Records excerpted from a collection:

>> begin

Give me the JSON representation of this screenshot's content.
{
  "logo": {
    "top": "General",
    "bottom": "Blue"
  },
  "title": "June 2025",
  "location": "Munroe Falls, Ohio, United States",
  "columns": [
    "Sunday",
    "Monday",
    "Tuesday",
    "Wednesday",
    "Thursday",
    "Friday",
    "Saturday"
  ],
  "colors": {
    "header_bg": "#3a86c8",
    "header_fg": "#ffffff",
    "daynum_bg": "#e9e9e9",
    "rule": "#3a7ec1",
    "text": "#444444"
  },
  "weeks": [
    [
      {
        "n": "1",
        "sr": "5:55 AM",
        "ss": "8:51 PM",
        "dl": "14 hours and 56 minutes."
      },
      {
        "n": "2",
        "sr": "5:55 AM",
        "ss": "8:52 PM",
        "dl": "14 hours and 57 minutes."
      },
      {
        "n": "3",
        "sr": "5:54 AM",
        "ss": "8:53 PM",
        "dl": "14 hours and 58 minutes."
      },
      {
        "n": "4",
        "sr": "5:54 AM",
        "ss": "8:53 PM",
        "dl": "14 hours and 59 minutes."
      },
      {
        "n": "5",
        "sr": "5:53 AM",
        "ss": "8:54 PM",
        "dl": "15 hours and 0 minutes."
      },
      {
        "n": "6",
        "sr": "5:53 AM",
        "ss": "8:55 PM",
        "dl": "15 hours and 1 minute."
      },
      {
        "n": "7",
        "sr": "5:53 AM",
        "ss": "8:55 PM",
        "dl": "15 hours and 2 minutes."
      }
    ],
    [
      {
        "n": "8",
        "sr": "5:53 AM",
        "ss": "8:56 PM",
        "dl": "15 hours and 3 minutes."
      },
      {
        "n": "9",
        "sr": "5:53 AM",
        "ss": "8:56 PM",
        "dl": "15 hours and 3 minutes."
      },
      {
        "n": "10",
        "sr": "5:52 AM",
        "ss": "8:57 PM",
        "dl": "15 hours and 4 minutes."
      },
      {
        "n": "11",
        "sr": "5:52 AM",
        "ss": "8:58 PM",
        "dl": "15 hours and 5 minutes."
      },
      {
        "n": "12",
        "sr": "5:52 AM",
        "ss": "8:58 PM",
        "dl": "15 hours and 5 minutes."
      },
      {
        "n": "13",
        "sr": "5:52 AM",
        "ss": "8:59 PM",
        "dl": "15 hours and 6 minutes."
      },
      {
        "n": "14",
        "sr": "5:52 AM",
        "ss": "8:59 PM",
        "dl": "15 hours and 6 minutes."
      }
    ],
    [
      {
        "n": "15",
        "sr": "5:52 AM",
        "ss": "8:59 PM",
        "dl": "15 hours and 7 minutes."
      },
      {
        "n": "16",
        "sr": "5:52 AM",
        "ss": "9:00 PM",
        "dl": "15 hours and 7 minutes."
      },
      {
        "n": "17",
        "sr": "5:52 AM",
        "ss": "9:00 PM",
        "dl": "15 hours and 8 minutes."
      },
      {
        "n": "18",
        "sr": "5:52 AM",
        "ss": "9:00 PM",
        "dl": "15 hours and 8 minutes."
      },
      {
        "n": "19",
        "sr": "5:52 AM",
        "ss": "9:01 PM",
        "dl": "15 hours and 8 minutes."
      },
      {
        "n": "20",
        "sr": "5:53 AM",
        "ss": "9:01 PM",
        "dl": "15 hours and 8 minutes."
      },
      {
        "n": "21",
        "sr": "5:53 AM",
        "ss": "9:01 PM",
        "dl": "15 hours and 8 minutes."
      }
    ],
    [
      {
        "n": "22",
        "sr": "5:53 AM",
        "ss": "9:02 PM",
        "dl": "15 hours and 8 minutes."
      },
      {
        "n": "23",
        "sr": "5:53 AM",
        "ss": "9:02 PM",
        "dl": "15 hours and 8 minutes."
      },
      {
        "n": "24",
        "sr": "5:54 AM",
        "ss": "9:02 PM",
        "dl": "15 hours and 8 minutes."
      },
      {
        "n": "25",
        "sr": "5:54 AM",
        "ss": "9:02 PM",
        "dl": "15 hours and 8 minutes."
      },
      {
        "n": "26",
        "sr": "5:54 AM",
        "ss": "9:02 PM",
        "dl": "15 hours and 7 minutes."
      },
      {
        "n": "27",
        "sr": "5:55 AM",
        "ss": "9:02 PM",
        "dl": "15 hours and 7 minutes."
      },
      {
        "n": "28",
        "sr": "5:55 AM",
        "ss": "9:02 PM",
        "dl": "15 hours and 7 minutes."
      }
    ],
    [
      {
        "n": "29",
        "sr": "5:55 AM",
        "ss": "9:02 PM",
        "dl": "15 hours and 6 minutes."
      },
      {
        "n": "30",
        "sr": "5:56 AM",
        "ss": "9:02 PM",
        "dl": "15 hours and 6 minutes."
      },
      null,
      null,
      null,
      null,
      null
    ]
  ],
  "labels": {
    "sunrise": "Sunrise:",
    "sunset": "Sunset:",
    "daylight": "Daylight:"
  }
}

>> end

Do this — Print the material verbatim, all of it.

Problem solution —
Give me the JSON representation of this screenshot's content.
{
  "logo": {
    "top": "General",
    "bottom": "Blue"
  },
  "title": "June 2025",
  "location": "Munroe Falls, Ohio, United States",
  "columns": [
    "Sunday",
    "Monday",
    "Tuesday",
    "Wednesday",
    "Thursday",
    "Friday",
    "Saturday"
  ],
  "colors": {
    "header_bg": "#3a86c8",
    "header_fg": "#ffffff",
    "daynum_bg": "#e9e9e9",
    "rule": "#3a7ec1",
    "text": "#444444"
  },
  "weeks": [
    [
      {
        "n": "1",
        "sr": "5:55 AM",
        "ss": "8:51 PM",
        "dl": "14 hours and 56 minutes."
      },
      {
        "n": "2",
        "sr": "5:55 AM",
        "ss": "8:52 PM",
        "dl": "14 hours and 57 minutes."
      },
      {
        "n": "3",
        "sr": "5:54 AM",
        "ss": "8:53 PM",
        "dl": "14 hours and 58 minutes."
      },
      {
        "n": "4",
        "sr": "5:54 AM",
        "ss": "8:53 PM",
        "dl": "14 hours and 59 minutes."
      },
      {
        "n": "5",
        "sr": "5:53 AM",
        "ss": "8:54 PM",
        "dl": "15 hours and 0 minutes."
      },
      {
        "n": "6",
        "sr": "5:53 AM",
        "ss": "8:55 PM",
        "dl": "15 hours and 1 minute."
      },
      {
        "n": "7",
        "sr": "5:53 AM",
        "ss": "8:55 PM",
        "dl": "15 hours and 2 minutes."
      }
    ],
    [
      {
        "n": "8",
        "sr": "5:53 AM",
        "ss": "8:56 PM",
        "dl": "15 hours and 3 minutes."
      },
      {
        "n": "9",
        "sr": "5:53 AM",
        "ss": "8:56 PM",
        "dl": "15 hours and 3 minutes."
      },
      {
        "n": "10",
        "sr": "5:52 AM",
        "ss": "8:57 PM",
        "dl": "15 hours and 4 minutes."
      },
      {
        "n": "11",
        "sr": "5:52 AM",
        "ss": "8:58 PM",
        "dl": "15 hours and 5 minutes."
      },
      {
        "n": "12",
        "sr": "5:52 AM",
        "ss": "8:58 PM",
        "dl": "15 hours and 5 minutes."
      },
      {
        "n": "13",
        "sr": "5:52 AM",
        "ss": "8:59 PM",
        "dl": "15 hours and 6 minutes."
      },
      {
        "n": "14",
        "sr": "5:52 AM",
        "ss": "8:59 PM",
        "dl": "15 hours and 6 minutes."
      }
    ],
    [
      {
        "n": "15",
        "sr": "5:52 AM",
        "ss": "8:59 PM",
        "dl": "15 hours and 7 minutes."
      },
      {
        "n": "16",
        "sr": "5:52 AM",
        "ss": "9:00 PM",
        "dl": "15 hours and 7 minutes."
      },
      {
        "n": "17",
        "sr": "5:52 AM",
        "ss": "9:00 PM",
        "dl": "15 hours and 8 minutes."
      },
      {
        "n": "18",
        "sr": "5:52 AM",
        "ss": "9:00 PM",
        "dl": "15 hours and 8 minutes."
      },
      {
        "n": "19",
        "sr": "5:52 AM",
        "ss": "9:01 PM",
        "dl": "15 hours and 8 minutes."
      },
      {
        "n": "20",
        "sr": "5:53 AM",
        "ss": "9:01 PM",
        "dl": "15 hours and 8 minutes."
      },
      {
        "n": "21",
        "sr": "5:53 AM",
        "ss": "9:01 PM",
        "dl": "15 hours and 8 minutes."
      }
    ],
    [
      {
        "n": "22",
        "sr": "5:53 AM",
        "ss": "9:02 PM",
        "dl": "15 hours and 8 minutes."
      },
      {
        "n": "23",
        "sr": "5:53 AM",
        "ss": "9:02 PM",
        "dl": "15 hours and 8 minutes."
      },
      {
        "n": "24",
        "sr": "5:54 AM",
        "ss": "9:02 PM",
        "dl": "15 hours and 8 minutes."
      },
      {
        "n": "25",
        "sr": "5:54 AM",
        "ss": "9:02 PM",
        "dl": "15 hours and 8 minutes."
      },
      {
        "n": "26",
        "sr": "5:54 AM",
        "ss": "9:02 PM",
        "dl": "15 hours and 7 minutes."
      },
      {
        "n": "27",
        "sr": "5:55 AM",
        "ss": "9:02 PM",
        "dl": "15 hours and 7 minutes."
      },
      {
        "n": "28",
        "sr": "5:55 AM",
        "ss": "9:02 PM",
        "dl": "15 hours and 7 minutes."
      }
    ],
    [
      {
        "n": "29",
        "sr": "5:55 AM",
        "ss": "9:02 PM",
        "dl": "15 hours and 6 minutes."
      },
      {
        "n": "30",
        "sr": "5:56 AM",
        "ss": "9:02 PM",
        "dl": "15 hours and 6 minutes."
      },
      null,
      null,
      null,
      null,
      null
    ]
  ],
  "labels": {
    "sunrise": "Sunrise:",
    "sunset": "Sunset:",
    "daylight": "Daylight:"
  }
}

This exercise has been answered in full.